Provided records:
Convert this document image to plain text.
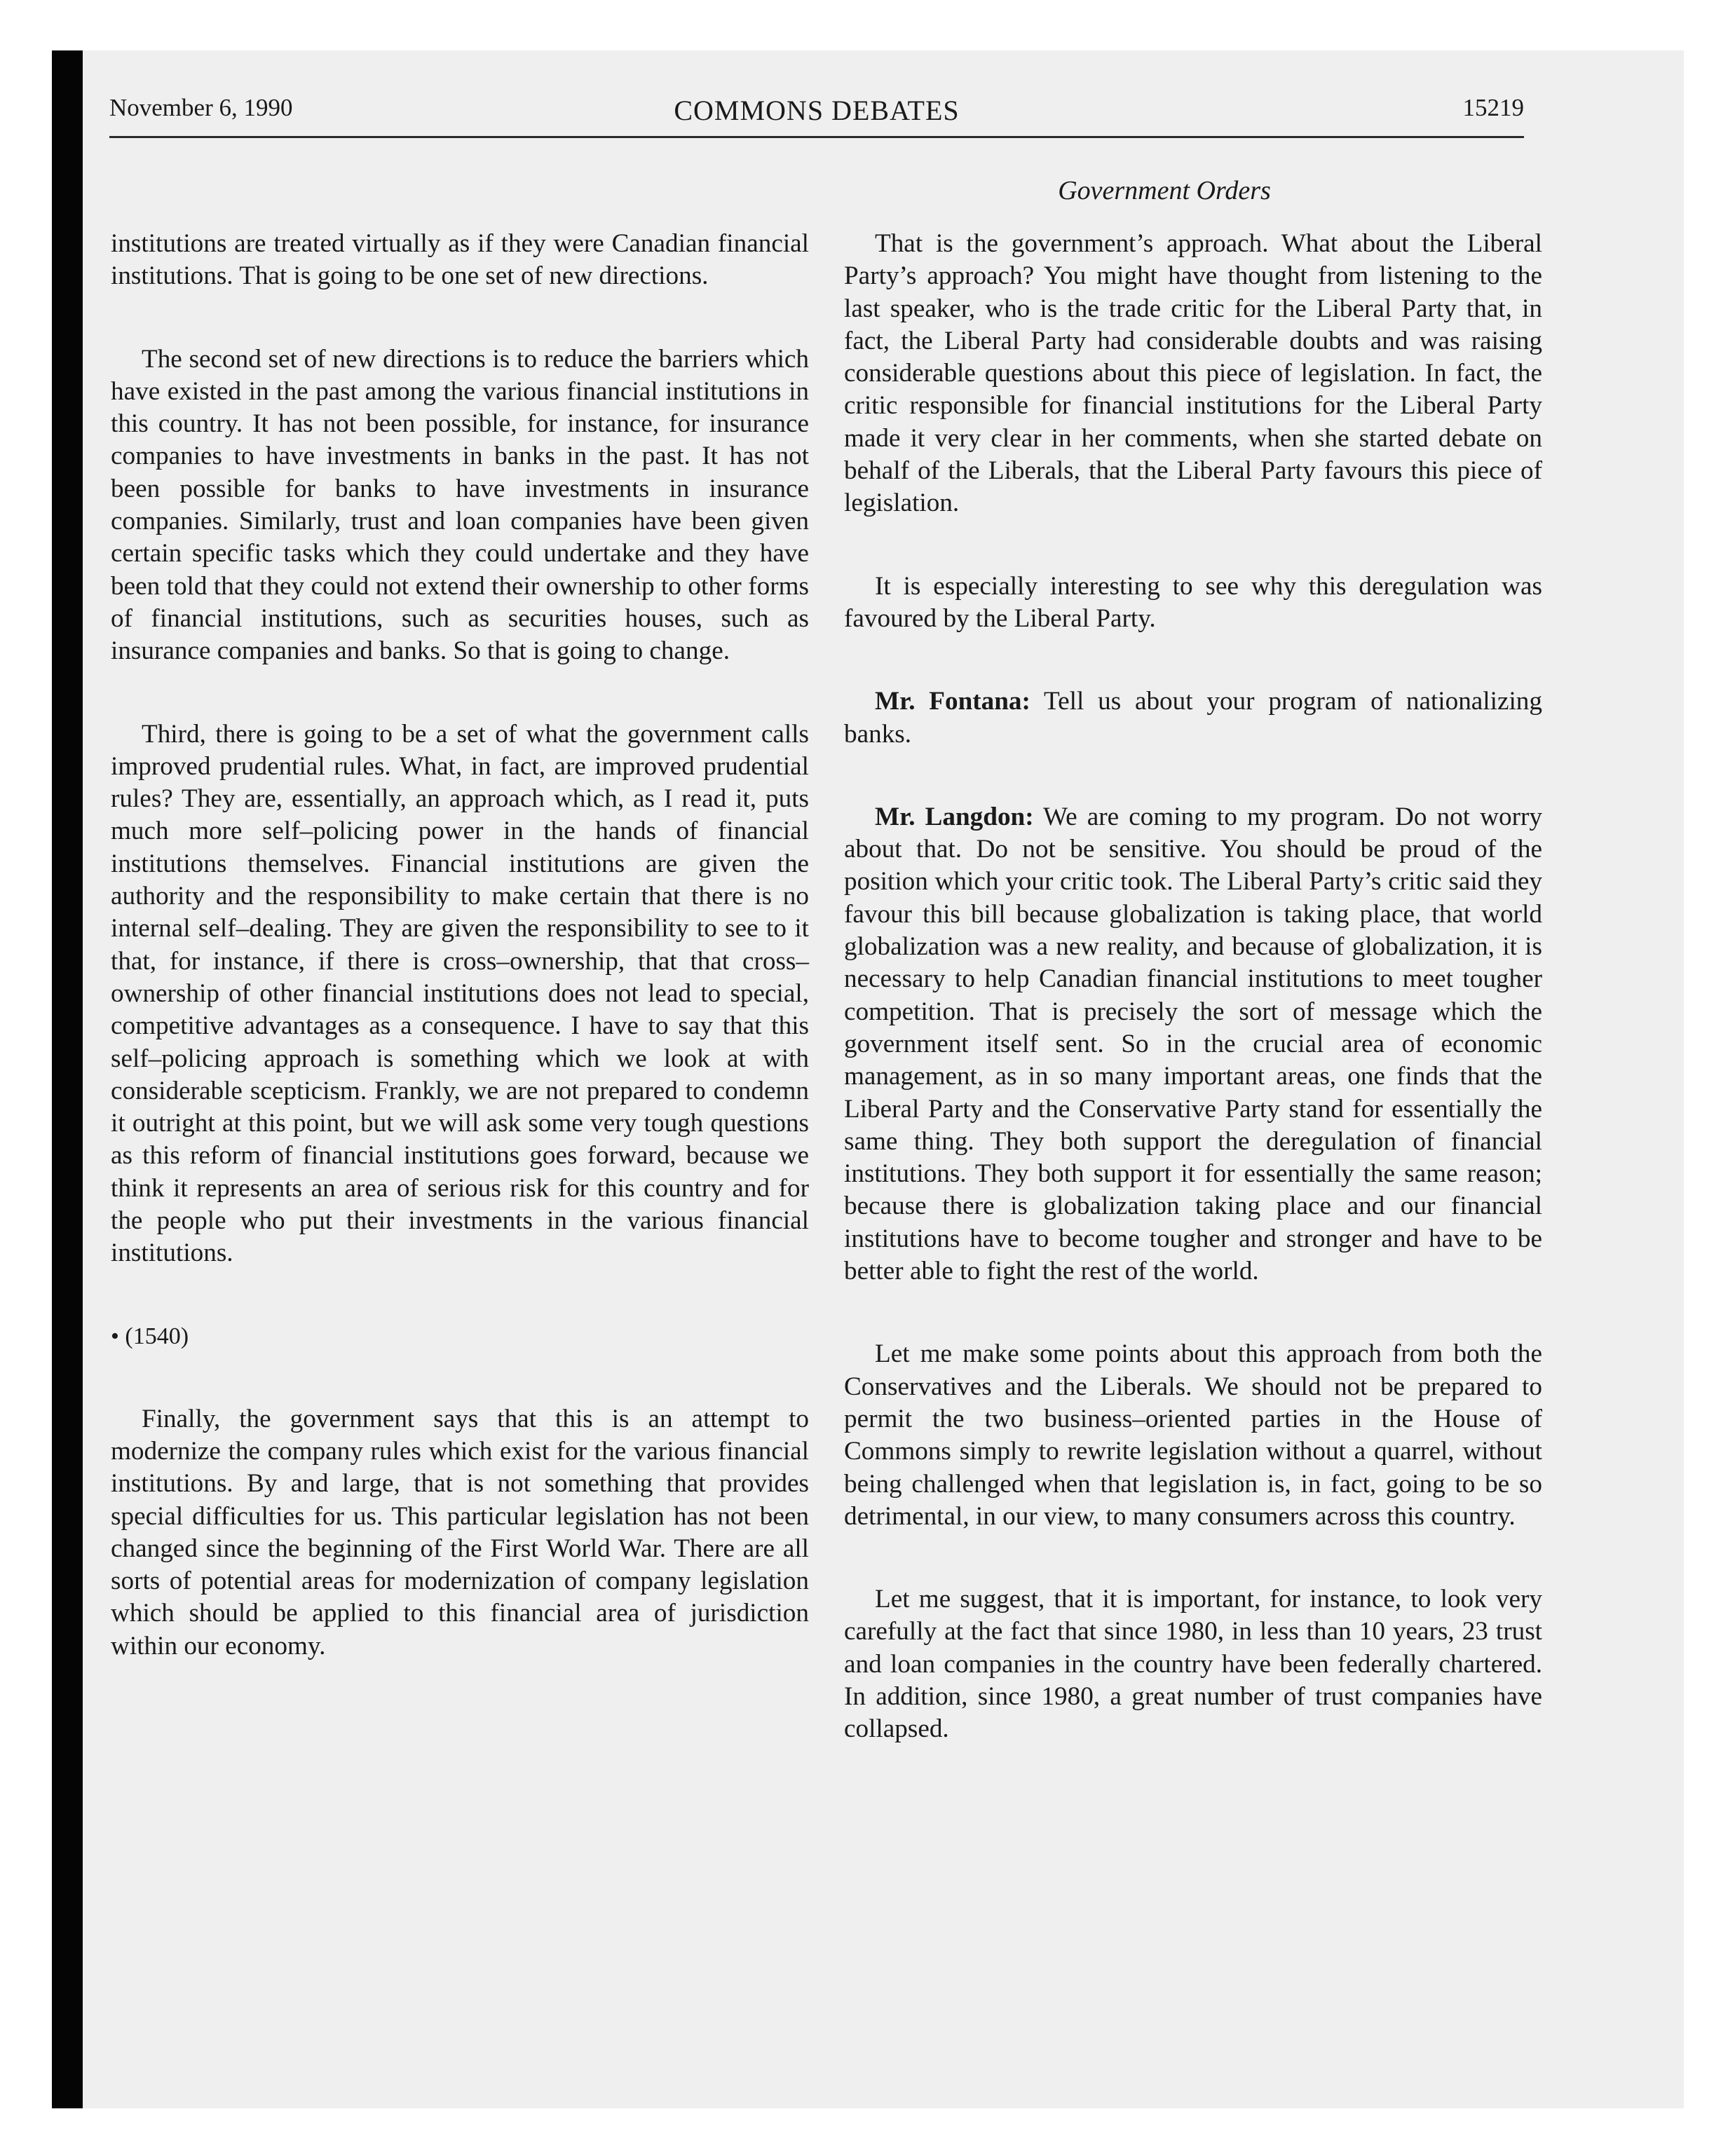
November 6, 1990	COMMONS DEBATES	15219
Government Orders

institutions are treated virtually as if they were Canadian financial institutions. That is going to be one set of new directions.

The second set of new directions is to reduce the barriers which have existed in the past among the various financial institutions in this country. It has not been possible, for instance, for insurance companies to have investments in banks in the past. It has not been possible for banks to have investments in insurance companies. Similarly, trust and loan companies have been given certain specific tasks which they could undertake and they have been told that they could not extend their ownership to other forms of financial institutions, such as securities houses, such as insurance companies and banks. So that is going to change.

Third, there is going to be a set of what the government calls improved prudential rules. What, in fact, are improved prudential rules? They are, essentially, an approach which, as I read it, puts much more self–policing power in the hands of financial institutions themselves. Financial institutions are given the authority and the responsibility to make certain that there is no internal self–dealing. They are given the responsibility to see to it that, for instance, if there is cross–ownership, that that cross–ownership of other financial institutions does not lead to special, competitive advantages as a consequence. I have to say that this self–policing approach is something which we look at with considerable scepticism. Frankly, we are not prepared to condemn it outright at this point, but we will ask some very tough questions as this reform of financial institutions goes forward, because we think it represents an area of serious risk for this country and for the people who put their investments in the various financial institutions.

• (1540)

Finally, the government says that this is an attempt to modernize the company rules which exist for the various financial institutions. By and large, that is not something that provides special difficulties for us. This particular legislation has not been changed since the beginning of the First World War. There are all sorts of potential areas for modernization of company legislation which should be applied to this financial area of jurisdiction within our economy.

That is the government’s approach. What about the Liberal Party’s approach? You might have thought from listening to the last speaker, who is the trade critic for the Liberal Party that, in fact, the Liberal Party had considerable doubts and was raising considerable questions about this piece of legislation. In fact, the critic responsible for financial institutions for the Liberal Party made it very clear in her comments, when she started debate on behalf of the Liberals, that the Liberal Party favours this piece of legislation.

It is especially interesting to see why this deregulation was favoured by the Liberal Party.

Mr. Fontana: Tell us about your program of nationalizing banks.

Mr. Langdon: We are coming to my program. Do not worry about that. Do not be sensitive. You should be proud of the position which your critic took. The Liberal Party’s critic said they favour this bill because globalization is taking place, that world globalization was a new reality, and because of globalization, it is necessary to help Canadian financial institutions to meet tougher competition. That is precisely the sort of message which the government itself sent. So in the crucial area of economic management, as in so many important areas, one finds that the Liberal Party and the Conservative Party stand for essentially the same thing. They both support the deregulation of financial institutions. They both support it for essentially the same reason; because there is globalization taking place and our financial institutions have to become tougher and stronger and have to be better able to fight the rest of the world.

Let me make some points about this approach from both the Conservatives and the Liberals. We should not be prepared to permit the two business–oriented parties in the House of Commons simply to rewrite legislation without a quarrel, without being challenged when that legislation is, in fact, going to be so detrimental, in our view, to many consumers across this country.

Let me suggest, that it is important, for instance, to look very carefully at the fact that since 1980, in less than 10 years, 23 trust and loan companies in the country have been federally chartered. In addition, since 1980, a great number of trust companies have collapsed.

Your goal: Pull out every line of the records that includes the string "their".

The solution:
The second set of new directions is to reduce the barriers which have existed in the past among the various financial institutions in this country. It has not been possible, for instance, for insurance companies to have investments in banks in the past. It has not been possible for banks to have investments in insurance companies. Similarly, trust and loan companies have been given certain specific tasks which they could undertake and they have been told that they could not extend their ownership to other forms of financial institutions, such as securities houses, such as insurance companies and banks. So that is going to change.
Third, there is going to be a set of what the government calls improved prudential rules. What, in fact, are improved prudential rules? They are, essentially, an approach which, as I read it, puts much more self–policing power in the hands of financial institutions themselves. Financial institutions are given the authority and the responsibility to make certain that there is no internal self–dealing. They are given the responsibility to see to it that, for instance, if there is cross–ownership, that that cross–ownership of other financial institutions does not lead to special, competitive advantages as a consequence. I have to say that this self–policing approach is something which we look at with considerable scepticism. Frankly, we are not prepared to condemn it outright at this point, but we will ask some very tough questions as this reform of financial institutions goes forward, because we think it represents an area of serious risk for this country and for the people who put their investments in the various financial institutions.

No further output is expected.